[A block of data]
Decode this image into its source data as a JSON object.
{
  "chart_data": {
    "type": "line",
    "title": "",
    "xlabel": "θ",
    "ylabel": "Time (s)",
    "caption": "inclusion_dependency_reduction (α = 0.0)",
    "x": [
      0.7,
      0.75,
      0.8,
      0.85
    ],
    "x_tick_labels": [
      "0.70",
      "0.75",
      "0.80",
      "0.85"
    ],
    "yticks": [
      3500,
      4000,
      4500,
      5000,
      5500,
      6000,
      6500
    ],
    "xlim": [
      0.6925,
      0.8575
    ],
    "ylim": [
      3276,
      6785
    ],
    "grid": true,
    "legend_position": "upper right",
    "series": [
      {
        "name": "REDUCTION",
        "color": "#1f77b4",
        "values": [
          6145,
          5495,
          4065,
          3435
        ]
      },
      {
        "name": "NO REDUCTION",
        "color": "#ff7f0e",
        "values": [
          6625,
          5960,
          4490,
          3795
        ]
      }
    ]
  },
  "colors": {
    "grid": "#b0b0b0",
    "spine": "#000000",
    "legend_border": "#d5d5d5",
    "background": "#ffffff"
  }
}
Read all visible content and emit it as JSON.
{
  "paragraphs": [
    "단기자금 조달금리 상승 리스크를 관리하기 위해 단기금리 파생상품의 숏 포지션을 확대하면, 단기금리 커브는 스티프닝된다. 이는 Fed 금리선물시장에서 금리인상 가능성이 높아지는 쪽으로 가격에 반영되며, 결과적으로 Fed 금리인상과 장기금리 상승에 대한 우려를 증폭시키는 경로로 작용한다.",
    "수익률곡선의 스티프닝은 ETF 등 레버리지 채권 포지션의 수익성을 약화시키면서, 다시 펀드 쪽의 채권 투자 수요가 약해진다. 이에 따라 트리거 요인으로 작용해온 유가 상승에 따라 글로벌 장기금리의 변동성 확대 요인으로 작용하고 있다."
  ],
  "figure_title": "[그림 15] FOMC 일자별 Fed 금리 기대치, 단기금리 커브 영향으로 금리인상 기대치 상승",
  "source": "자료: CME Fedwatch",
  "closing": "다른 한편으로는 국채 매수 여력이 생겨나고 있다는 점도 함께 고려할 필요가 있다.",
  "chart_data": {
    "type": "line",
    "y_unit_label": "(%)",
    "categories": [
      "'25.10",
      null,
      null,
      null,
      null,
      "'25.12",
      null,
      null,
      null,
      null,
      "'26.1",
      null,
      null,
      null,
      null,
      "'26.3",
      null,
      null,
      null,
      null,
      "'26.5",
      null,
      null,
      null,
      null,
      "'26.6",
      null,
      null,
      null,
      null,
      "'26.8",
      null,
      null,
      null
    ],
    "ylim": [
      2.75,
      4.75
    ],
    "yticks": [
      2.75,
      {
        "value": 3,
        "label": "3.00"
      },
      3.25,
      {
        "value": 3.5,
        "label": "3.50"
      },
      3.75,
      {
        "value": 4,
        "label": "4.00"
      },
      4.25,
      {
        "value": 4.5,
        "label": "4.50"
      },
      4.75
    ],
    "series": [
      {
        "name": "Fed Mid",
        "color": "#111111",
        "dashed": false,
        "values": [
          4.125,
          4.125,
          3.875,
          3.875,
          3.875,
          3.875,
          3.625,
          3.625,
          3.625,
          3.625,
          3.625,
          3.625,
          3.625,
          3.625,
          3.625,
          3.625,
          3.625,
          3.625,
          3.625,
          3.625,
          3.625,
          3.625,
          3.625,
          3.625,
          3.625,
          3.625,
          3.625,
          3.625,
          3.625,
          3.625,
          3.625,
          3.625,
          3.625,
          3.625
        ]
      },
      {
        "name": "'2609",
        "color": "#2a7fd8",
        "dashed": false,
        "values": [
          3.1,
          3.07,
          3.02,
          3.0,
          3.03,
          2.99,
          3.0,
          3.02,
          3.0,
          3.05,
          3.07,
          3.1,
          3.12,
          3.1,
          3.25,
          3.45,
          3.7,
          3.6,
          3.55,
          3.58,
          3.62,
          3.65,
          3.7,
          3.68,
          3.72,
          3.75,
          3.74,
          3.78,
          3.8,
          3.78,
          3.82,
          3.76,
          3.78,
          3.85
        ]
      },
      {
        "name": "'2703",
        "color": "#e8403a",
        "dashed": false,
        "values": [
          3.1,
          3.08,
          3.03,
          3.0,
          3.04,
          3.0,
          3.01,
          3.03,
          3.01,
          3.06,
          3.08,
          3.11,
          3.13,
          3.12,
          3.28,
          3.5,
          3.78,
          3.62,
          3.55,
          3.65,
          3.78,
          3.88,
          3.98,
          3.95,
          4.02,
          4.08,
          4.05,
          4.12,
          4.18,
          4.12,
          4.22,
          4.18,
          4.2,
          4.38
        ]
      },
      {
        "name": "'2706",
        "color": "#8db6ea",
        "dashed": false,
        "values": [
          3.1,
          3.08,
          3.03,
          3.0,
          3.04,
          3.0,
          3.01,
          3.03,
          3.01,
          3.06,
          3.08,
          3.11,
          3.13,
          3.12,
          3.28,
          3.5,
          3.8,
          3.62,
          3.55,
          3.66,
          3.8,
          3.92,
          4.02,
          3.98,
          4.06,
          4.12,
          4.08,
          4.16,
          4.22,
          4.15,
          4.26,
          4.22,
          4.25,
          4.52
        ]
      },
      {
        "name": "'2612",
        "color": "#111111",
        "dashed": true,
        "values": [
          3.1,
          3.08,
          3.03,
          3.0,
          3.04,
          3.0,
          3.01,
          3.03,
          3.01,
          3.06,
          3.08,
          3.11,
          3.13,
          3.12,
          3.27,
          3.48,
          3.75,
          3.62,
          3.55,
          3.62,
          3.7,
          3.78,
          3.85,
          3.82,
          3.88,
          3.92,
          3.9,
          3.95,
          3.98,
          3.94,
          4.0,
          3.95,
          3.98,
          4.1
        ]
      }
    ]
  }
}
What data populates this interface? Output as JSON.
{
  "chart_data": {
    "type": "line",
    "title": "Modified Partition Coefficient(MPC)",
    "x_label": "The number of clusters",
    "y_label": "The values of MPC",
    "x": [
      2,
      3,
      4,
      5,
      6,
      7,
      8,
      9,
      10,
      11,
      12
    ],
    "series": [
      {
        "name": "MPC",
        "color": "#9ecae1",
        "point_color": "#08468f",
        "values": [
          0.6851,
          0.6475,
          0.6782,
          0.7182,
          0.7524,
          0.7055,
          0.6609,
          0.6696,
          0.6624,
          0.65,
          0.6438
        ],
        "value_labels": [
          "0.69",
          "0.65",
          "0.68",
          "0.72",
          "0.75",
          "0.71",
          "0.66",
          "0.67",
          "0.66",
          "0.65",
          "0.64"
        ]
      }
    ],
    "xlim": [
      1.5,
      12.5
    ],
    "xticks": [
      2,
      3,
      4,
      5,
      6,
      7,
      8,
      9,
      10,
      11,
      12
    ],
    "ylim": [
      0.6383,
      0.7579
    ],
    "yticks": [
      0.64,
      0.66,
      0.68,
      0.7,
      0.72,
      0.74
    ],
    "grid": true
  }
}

● Given problem: Print the records above in full, exactly.

● Task response:
Decode this image into its source data as a JSON object.
{
  "chart_data": {
    "type": "line",
    "title": "",
    "xlabel": "θ",
    "ylabel": "Time (s)",
    "caption": "inclusion_dependency_reduction (α = 0.0)",
    "x": [
      0.7,
      0.75,
      0.8,
      0.85
    ],
    "x_tick_labels": [
      "0.70",
      "0.75",
      "0.80",
      "0.85"
    ],
    "yticks": [
      3500,
      4000,
      4500,
      5000,
      5500,
      6000,
      6500
    ],
    "xlim": [
      0.6925,
      0.8575
    ],
    "ylim": [
      3276,
      6785
    ],
    "grid": true,
    "legend_position": "upper right",
    "series": [
      {
        "name": "REDUCTION",
        "color": "#1f77b4",
        "values": [
          6145,
          5495,
          4065,
          3435
        ]
      },
      {
        "name": "NO REDUCTION",
        "color": "#ff7f0e",
        "values": [
          6625,
          5960,
          4490,
          3795
        ]
      }
    ]
  },
  "colors": {
    "grid": "#b0b0b0",
    "spine": "#000000",
    "legend_border": "#d5d5d5",
    "background": "#ffffff"
  }
}
Read all visible content and emit it as JSON.
{
  "paragraphs": [
    "단기자금 조달금리 상승 리스크를 관리하기 위해 단기금리 파생상품의 숏 포지션을 확대하면, 단기금리 커브는 스티프닝된다. 이는 Fed 금리선물시장에서 금리인상 가능성이 높아지는 쪽으로 가격에 반영되며, 결과적으로 Fed 금리인상과 장기금리 상승에 대한 우려를 증폭시키는 경로로 작용한다.",
    "수익률곡선의 스티프닝은 ETF 등 레버리지 채권 포지션의 수익성을 약화시키면서, 다시 펀드 쪽의 채권 투자 수요가 약해진다. 이에 따라 트리거 요인으로 작용해온 유가 상승에 따라 글로벌 장기금리의 변동성 확대 요인으로 작용하고 있다."
  ],
  "figure_title": "[그림 15] FOMC 일자별 Fed 금리 기대치, 단기금리 커브 영향으로 금리인상 기대치 상승",
  "source": "자료: CME Fedwatch",
  "closing": "다른 한편으로는 국채 매수 여력이 생겨나고 있다는 점도 함께 고려할 필요가 있다.",
  "chart_data": {
    "type": "line",
    "y_unit_label": "(%)",
    "categories": [
      "'25.10",
      null,
      null,
      null,
      null,
      "'25.12",
      null,
      null,
      null,
      null,
      "'26.1",
      null,
      null,
      null,
      null,
      "'26.3",
      null,
      null,
      null,
      null,
      "'26.5",
      null,
      null,
      null,
      null,
      "'26.6",
      null,
      null,
      null,
      null,
      "'26.8",
      null,
      null,
      null
    ],
    "ylim": [
      2.75,
      4.75
    ],
    "yticks": [
      2.75,
      {
        "value": 3,
        "label": "3.00"
      },
      3.25,
      {
        "value": 3.5,
        "label": "3.50"
      },
      3.75,
      {
        "value": 4,
        "label": "4.00"
      },
      4.25,
      {
        "value": 4.5,
        "label": "4.50"
      },
      4.75
    ],
    "series": [
      {
        "name": "Fed Mid",
        "color": "#111111",
        "dashed": false,
        "values": [
          4.125,
          4.125,
          3.875,
          3.875,
          3.875,
          3.875,
          3.625,
          3.625,
          3.625,
          3.625,
          3.625,
          3.625,
          3.625,
          3.625,
          3.625,
          3.625,
          3.625,
          3.625,
          3.625,
          3.625,
          3.625,
          3.625,
          3.625,
          3.625,
          3.625,
          3.625,
          3.625,
          3.625,
          3.625,
          3.625,
          3.625,
          3.625,
          3.625,
          3.625
        ]
      },
      {
        "name": "'2609",
        "color": "#2a7fd8",
        "dashed": false,
        "values": [
          3.1,
          3.07,
          3.02,
          3.0,
          3.03,
          2.99,
          3.0,
          3.02,
          3.0,
          3.05,
          3.07,
          3.1,
          3.12,
          3.1,
          3.25,
          3.45,
          3.7,
          3.6,
          3.55,
          3.58,
          3.62,
          3.65,
          3.7,
          3.68,
          3.72,
          3.75,
          3.74,
          3.78,
          3.8,
          3.78,
          3.82,
          3.76,
          3.78,
          3.85
        ]
      },
      {
        "name": "'2703",
        "color": "#e8403a",
        "dashed": false,
        "values": [
          3.1,
          3.08,
          3.03,
          3.0,
          3.04,
          3.0,
          3.01,
          3.03,
          3.01,
          3.06,
          3.08,
          3.11,
          3.13,
          3.12,
          3.28,
          3.5,
          3.78,
          3.62,
          3.55,
          3.65,
          3.78,
          3.88,
          3.98,
          3.95,
          4.02,
          4.08,
          4.05,
          4.12,
          4.18,
          4.12,
          4.22,
          4.18,
          4.2,
          4.38
        ]
      },
      {
        "name": "'2706",
        "color": "#8db6ea",
        "dashed": false,
        "values": [
          3.1,
          3.08,
          3.03,
          3.0,
          3.04,
          3.0,
          3.01,
          3.03,
          3.01,
          3.06,
          3.08,
          3.11,
          3.13,
          3.12,
          3.28,
          3.5,
          3.8,
          3.62,
          3.55,
          3.66,
          3.8,
          3.92,
          4.02,
          3.98,
          4.06,
          4.12,
          4.08,
          4.16,
          4.22,
          4.15,
          4.26,
          4.22,
          4.25,
          4.52
        ]
      },
      {
        "name": "'2612",
        "color": "#111111",
        "dashed": true,
        "values": [
          3.1,
          3.08,
          3.03,
          3.0,
          3.04,
          3.0,
          3.01,
          3.03,
          3.01,
          3.06,
          3.08,
          3.11,
          3.13,
          3.12,
          3.27,
          3.48,
          3.75,
          3.62,
          3.55,
          3.62,
          3.7,
          3.78,
          3.85,
          3.82,
          3.88,
          3.92,
          3.9,
          3.95,
          3.98,
          3.94,
          4.0,
          3.95,
          3.98,
          4.1
        ]
      }
    ]
  }
}
What data populates this interface? Output as JSON.
{
  "chart_data": {
    "type": "line",
    "title": "Modified Partition Coefficient(MPC)",
    "x_label": "The number of clusters",
    "y_label": "The values of MPC",
    "x": [
      2,
      3,
      4,
      5,
      6,
      7,
      8,
      9,
      10,
      11,
      12
    ],
    "series": [
      {
        "name": "MPC",
        "color": "#9ecae1",
        "point_color": "#08468f",
        "values": [
          0.6851,
          0.6475,
          0.6782,
          0.7182,
          0.7524,
          0.7055,
          0.6609,
          0.6696,
          0.6624,
          0.65,
          0.6438
        ],
        "value_labels": [
          "0.69",
          "0.65",
          "0.68",
          "0.72",
          "0.75",
          "0.71",
          "0.66",
          "0.67",
          "0.66",
          "0.65",
          "0.64"
        ]
      }
    ],
    "xlim": [
      1.5,
      12.5
    ],
    "xticks": [
      2,
      3,
      4,
      5,
      6,
      7,
      8,
      9,
      10,
      11,
      12
    ],
    "ylim": [
      0.6383,
      0.7579
    ],
    "yticks": [
      0.64,
      0.66,
      0.68,
      0.7,
      0.72,
      0.74
    ],
    "grid": true
  }
}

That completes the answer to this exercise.